- Listing -
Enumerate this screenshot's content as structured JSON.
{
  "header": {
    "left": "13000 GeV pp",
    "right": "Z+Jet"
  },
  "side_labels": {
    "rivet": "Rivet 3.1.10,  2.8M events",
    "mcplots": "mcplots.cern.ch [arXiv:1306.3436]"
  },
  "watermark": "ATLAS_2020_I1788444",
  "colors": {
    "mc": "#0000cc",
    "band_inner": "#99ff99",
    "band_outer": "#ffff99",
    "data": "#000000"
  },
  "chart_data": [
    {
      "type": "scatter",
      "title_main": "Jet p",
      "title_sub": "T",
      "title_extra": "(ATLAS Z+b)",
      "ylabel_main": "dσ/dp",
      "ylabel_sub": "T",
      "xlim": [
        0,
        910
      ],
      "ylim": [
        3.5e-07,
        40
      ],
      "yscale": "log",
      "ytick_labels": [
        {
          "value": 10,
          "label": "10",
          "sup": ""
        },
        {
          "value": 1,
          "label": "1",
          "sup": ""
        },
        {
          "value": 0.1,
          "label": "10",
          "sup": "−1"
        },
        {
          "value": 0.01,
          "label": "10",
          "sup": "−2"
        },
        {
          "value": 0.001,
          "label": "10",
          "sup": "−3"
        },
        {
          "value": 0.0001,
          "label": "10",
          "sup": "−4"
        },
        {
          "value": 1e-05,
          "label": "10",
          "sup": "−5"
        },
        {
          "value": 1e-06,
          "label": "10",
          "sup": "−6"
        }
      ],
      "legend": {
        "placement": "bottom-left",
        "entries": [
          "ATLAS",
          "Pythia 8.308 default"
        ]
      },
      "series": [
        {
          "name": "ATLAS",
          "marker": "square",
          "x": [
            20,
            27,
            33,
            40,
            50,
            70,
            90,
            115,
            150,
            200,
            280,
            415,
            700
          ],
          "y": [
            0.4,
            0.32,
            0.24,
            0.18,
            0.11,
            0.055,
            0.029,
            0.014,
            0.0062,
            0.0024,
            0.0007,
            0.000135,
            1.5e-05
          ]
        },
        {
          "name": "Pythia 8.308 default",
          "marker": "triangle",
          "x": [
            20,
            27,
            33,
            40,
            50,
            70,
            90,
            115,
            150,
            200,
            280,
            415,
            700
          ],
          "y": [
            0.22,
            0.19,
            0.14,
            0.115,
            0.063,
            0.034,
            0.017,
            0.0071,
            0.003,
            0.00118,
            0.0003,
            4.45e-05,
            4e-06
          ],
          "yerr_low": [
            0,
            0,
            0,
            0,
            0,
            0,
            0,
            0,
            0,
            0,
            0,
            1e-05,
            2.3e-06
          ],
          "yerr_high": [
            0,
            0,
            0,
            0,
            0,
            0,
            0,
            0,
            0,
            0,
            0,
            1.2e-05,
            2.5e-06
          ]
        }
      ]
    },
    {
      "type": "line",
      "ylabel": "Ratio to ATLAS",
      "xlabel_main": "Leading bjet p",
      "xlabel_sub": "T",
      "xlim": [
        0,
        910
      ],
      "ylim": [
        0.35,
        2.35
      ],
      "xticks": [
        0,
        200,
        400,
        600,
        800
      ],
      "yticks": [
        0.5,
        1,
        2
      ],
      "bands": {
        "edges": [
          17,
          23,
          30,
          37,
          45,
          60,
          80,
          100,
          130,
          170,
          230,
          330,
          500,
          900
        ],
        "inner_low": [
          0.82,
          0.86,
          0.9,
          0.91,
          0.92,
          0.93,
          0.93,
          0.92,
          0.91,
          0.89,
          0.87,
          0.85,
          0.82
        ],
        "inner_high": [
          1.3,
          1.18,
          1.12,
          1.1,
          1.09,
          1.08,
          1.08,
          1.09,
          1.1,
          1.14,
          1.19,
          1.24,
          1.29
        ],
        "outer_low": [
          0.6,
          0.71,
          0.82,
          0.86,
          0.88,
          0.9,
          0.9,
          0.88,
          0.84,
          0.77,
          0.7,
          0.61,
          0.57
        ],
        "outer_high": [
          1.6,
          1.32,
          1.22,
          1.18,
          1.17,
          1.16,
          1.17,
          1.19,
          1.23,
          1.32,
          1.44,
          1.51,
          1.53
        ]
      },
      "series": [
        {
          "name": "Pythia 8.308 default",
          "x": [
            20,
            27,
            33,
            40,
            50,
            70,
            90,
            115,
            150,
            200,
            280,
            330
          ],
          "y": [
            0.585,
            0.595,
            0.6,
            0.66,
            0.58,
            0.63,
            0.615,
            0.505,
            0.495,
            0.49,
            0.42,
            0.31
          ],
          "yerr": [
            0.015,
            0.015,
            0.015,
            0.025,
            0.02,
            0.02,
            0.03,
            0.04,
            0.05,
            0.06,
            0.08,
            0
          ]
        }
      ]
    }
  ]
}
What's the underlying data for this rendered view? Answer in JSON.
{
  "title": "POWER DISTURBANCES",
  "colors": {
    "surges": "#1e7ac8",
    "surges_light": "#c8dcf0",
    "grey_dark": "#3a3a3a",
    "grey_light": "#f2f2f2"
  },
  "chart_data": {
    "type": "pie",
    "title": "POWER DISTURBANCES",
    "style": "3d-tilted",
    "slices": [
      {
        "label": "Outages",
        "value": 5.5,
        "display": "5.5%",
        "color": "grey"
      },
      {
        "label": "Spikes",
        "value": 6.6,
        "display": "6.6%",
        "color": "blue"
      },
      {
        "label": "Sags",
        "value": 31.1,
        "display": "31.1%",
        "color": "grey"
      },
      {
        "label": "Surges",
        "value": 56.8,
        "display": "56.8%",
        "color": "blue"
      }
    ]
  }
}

- What is required -
Find each line that has the word "value", then copy it out.

- Exercise response -
          "value": 10,
          "value": 1,
          "value": 0.1,
          "value": 0.01,
          "value": 0.001,
          "value": 0.0001,
          "value": 1e-05,
          "value": 1e-06,
        "value": 5.5,
        "value": 6.6,
        "value": 31.1,
        "value": 56.8,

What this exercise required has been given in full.